::: DATASET RECORDS :::

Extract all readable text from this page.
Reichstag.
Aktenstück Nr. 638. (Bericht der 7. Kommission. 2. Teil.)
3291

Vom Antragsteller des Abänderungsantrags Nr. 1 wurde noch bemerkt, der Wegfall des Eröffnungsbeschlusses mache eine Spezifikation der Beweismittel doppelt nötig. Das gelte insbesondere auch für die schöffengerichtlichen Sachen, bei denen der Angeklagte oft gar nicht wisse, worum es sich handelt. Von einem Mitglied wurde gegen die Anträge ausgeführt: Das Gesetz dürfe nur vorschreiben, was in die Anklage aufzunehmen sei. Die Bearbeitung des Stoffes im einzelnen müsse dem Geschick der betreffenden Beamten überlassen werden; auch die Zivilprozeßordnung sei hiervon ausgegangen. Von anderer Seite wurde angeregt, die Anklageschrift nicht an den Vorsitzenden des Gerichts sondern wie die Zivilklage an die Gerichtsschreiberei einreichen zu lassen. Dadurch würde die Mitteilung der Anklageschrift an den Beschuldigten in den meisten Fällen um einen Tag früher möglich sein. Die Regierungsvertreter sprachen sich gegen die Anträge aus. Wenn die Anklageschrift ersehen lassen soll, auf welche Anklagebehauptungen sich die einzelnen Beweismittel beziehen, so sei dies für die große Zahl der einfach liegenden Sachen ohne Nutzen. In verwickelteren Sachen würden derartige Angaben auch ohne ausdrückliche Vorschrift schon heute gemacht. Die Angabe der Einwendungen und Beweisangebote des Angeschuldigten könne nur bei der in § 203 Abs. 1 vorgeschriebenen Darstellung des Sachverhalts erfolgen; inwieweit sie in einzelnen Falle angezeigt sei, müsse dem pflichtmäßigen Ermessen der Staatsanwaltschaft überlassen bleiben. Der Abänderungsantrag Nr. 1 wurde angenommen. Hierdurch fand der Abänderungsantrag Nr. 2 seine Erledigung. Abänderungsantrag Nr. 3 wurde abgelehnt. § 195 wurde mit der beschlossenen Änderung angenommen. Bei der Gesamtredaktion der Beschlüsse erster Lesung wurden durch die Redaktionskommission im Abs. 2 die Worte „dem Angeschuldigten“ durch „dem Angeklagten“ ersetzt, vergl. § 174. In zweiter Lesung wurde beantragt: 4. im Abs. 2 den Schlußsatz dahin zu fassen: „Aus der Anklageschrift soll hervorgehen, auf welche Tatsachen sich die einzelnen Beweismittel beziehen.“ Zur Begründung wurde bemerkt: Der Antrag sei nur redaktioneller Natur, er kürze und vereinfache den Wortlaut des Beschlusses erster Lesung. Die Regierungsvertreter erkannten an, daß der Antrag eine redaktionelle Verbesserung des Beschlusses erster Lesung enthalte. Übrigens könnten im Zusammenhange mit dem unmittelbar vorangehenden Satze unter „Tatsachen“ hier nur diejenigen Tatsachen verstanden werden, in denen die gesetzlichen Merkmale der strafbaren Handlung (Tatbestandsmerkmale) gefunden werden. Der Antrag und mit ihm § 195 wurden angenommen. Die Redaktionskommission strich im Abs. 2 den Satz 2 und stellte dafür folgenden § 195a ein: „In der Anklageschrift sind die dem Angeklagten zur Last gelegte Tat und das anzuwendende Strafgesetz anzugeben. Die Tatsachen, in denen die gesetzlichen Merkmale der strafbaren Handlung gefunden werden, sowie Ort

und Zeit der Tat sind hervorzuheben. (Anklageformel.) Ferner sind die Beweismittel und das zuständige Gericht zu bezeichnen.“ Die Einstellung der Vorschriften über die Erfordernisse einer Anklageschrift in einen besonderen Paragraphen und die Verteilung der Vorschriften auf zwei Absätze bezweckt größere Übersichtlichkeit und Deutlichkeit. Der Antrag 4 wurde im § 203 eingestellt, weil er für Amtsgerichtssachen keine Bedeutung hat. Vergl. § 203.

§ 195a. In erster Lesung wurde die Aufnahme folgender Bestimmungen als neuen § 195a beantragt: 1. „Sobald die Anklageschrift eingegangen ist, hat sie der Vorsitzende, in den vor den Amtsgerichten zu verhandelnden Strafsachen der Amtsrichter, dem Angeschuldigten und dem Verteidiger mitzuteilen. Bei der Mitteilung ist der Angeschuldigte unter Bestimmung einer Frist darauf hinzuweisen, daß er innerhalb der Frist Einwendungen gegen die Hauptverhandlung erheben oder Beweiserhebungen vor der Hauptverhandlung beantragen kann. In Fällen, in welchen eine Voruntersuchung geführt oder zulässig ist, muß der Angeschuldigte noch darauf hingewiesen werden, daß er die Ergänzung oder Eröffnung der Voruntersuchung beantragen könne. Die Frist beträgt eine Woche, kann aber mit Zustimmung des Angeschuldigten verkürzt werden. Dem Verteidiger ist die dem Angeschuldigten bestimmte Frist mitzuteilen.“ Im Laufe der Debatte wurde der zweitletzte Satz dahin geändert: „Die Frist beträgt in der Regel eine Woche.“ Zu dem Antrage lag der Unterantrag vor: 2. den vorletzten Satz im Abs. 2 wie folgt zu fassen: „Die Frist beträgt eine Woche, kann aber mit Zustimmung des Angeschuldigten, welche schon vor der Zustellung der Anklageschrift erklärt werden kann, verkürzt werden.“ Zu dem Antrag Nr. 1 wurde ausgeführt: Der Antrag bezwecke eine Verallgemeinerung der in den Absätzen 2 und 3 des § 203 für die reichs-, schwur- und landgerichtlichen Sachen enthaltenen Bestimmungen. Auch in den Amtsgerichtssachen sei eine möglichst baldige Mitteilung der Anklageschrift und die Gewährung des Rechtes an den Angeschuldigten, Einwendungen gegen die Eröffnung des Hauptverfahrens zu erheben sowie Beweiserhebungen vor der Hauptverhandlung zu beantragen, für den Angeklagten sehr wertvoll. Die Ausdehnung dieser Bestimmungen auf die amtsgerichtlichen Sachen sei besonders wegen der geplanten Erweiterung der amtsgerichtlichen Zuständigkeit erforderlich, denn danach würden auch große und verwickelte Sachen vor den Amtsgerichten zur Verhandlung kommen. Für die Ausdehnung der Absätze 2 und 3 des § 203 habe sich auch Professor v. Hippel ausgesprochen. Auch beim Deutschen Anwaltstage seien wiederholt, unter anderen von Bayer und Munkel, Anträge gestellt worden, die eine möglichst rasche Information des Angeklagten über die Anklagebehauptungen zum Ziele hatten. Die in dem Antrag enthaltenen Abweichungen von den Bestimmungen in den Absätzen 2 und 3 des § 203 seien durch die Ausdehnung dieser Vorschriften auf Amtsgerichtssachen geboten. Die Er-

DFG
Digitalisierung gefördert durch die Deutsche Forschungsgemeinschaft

:::

• YOUR TASK
Each line of the records should be repeated exactly as it stands.

• EXERCISE ANSWER
Extract all readable text from this page.
Reichstag.
Aktenstück Nr. 638. (Bericht der 7. Kommission. 2. Teil.)
3291

Vom Antragsteller des Abänderungsantrags Nr. 1 wurde noch bemerkt, der Wegfall des Eröffnungsbeschlusses mache eine Spezifikation der Beweismittel doppelt nötig. Das gelte insbesondere auch für die schöffengerichtlichen Sachen, bei denen der Angeklagte oft gar nicht wisse, worum es sich handelt. Von einem Mitglied wurde gegen die Anträge ausgeführt: Das Gesetz dürfe nur vorschreiben, was in die Anklage aufzunehmen sei. Die Bearbeitung des Stoffes im einzelnen müsse dem Geschick der betreffenden Beamten überlassen werden; auch die Zivilprozeßordnung sei hiervon ausgegangen. Von anderer Seite wurde angeregt, die Anklageschrift nicht an den Vorsitzenden des Gerichts sondern wie die Zivilklage an die Gerichtsschreiberei einreichen zu lassen. Dadurch würde die Mitteilung der Anklageschrift an den Beschuldigten in den meisten Fällen um einen Tag früher möglich sein. Die Regierungsvertreter sprachen sich gegen die Anträge aus. Wenn die Anklageschrift ersehen lassen soll, auf welche Anklagebehauptungen sich die einzelnen Beweismittel beziehen, so sei dies für die große Zahl der einfach liegenden Sachen ohne Nutzen. In verwickelteren Sachen würden derartige Angaben auch ohne ausdrückliche Vorschrift schon heute gemacht. Die Angabe der Einwendungen und Beweisangebote des Angeschuldigten könne nur bei der in § 203 Abs. 1 vorgeschriebenen Darstellung des Sachverhalts erfolgen; inwieweit sie in einzelnen Falle angezeigt sei, müsse dem pflichtmäßigen Ermessen der Staatsanwaltschaft überlassen bleiben. Der Abänderungsantrag Nr. 1 wurde angenommen. Hierdurch fand der Abänderungsantrag Nr. 2 seine Erledigung. Abänderungsantrag Nr. 3 wurde abgelehnt. § 195 wurde mit der beschlossenen Änderung angenommen. Bei der Gesamtredaktion der Beschlüsse erster Lesung wurden durch die Redaktionskommission im Abs. 2 die Worte „dem Angeschuldigten“ durch „dem Angeklagten“ ersetzt, vergl. § 174. In zweiter Lesung wurde beantragt: 4. im Abs. 2 den Schlußsatz dahin zu fassen: „Aus der Anklageschrift soll hervorgehen, auf welche Tatsachen sich die einzelnen Beweismittel beziehen.“ Zur Begründung wurde bemerkt: Der Antrag sei nur redaktioneller Natur, er kürze und vereinfache den Wortlaut des Beschlusses erster Lesung. Die Regierungsvertreter erkannten an, daß der Antrag eine redaktionelle Verbesserung des Beschlusses erster Lesung enthalte. Übrigens könnten im Zusammenhange mit dem unmittelbar vorangehenden Satze unter „Tatsachen“ hier nur diejenigen Tatsachen verstanden werden, in denen die gesetzlichen Merkmale der strafbaren Handlung (Tatbestandsmerkmale) gefunden werden. Der Antrag und mit ihm § 195 wurden angenommen. Die Redaktionskommission strich im Abs. 2 den Satz 2 und stellte dafür folgenden § 195a ein: „In der Anklageschrift sind die dem Angeklagten zur Last gelegte Tat und das anzuwendende Strafgesetz anzugeben. Die Tatsachen, in denen die gesetzlichen Merkmale der strafbaren Handlung gefunden werden, sowie Ort

und Zeit der Tat sind hervorzuheben. (Anklageformel.) Ferner sind die Beweismittel und das zuständige Gericht zu bezeichnen.“ Die Einstellung der Vorschriften über die Erfordernisse einer Anklageschrift in einen besonderen Paragraphen und die Verteilung der Vorschriften auf zwei Absätze bezweckt größere Übersichtlichkeit und Deutlichkeit. Der Antrag 4 wurde im § 203 eingestellt, weil er für Amtsgerichtssachen keine Bedeutung hat. Vergl. § 203.

§ 195a. In erster Lesung wurde die Aufnahme folgender Bestimmungen als neuen § 195a beantragt: 1. „Sobald die Anklageschrift eingegangen ist, hat sie der Vorsitzende, in den vor den Amtsgerichten zu verhandelnden Strafsachen der Amtsrichter, dem Angeschuldigten und dem Verteidiger mitzuteilen. Bei der Mitteilung ist der Angeschuldigte unter Bestimmung einer Frist darauf hinzuweisen, daß er innerhalb der Frist Einwendungen gegen die Hauptverhandlung erheben oder Beweiserhebungen vor der Hauptverhandlung beantragen kann. In Fällen, in welchen eine Voruntersuchung geführt oder zulässig ist, muß der Angeschuldigte noch darauf hingewiesen werden, daß er die Ergänzung oder Eröffnung der Voruntersuchung beantragen könne. Die Frist beträgt eine Woche, kann aber mit Zustimmung des Angeschuldigten verkürzt werden. Dem Verteidiger ist die dem Angeschuldigten bestimmte Frist mitzuteilen.“ Im Laufe der Debatte wurde der zweitletzte Satz dahin geändert: „Die Frist beträgt in der Regel eine Woche.“ Zu dem Antrage lag der Unterantrag vor: 2. den vorletzten Satz im Abs. 2 wie folgt zu fassen: „Die Frist beträgt eine Woche, kann aber mit Zustimmung des Angeschuldigten, welche schon vor der Zustellung der Anklageschrift erklärt werden kann, verkürzt werden.“ Zu dem Antrag Nr. 1 wurde ausgeführt: Der Antrag bezwecke eine Verallgemeinerung der in den Absätzen 2 und 3 des § 203 für die reichs-, schwur- und landgerichtlichen Sachen enthaltenen Bestimmungen. Auch in den Amtsgerichtssachen sei eine möglichst baldige Mitteilung der Anklageschrift und die Gewährung des Rechtes an den Angeschuldigten, Einwendungen gegen die Eröffnung des Hauptverfahrens zu erheben sowie Beweiserhebungen vor der Hauptverhandlung zu beantragen, für den Angeklagten sehr wertvoll. Die Ausdehnung dieser Bestimmungen auf die amtsgerichtlichen Sachen sei besonders wegen der geplanten Erweiterung der amtsgerichtlichen Zuständigkeit erforderlich, denn danach würden auch große und verwickelte Sachen vor den Amtsgerichten zur Verhandlung kommen. Für die Ausdehnung der Absätze 2 und 3 des § 203 habe sich auch Professor v. Hippel ausgesprochen. Auch beim Deutschen Anwaltstage seien wiederholt, unter anderen von Bayer und Munkel, Anträge gestellt worden, die eine möglichst rasche Information des Angeklagten über die Anklagebehauptungen zum Ziele hatten. Die in dem Antrag enthaltenen Abweichungen von den Bestimmungen in den Absätzen 2 und 3 des § 203 seien durch die Ausdehnung dieser Vorschriften auf Amtsgerichtssachen geboten. Die Er-

DFG
Digitalisierung gefördert durch die Deutsche Forschungsgemeinschaft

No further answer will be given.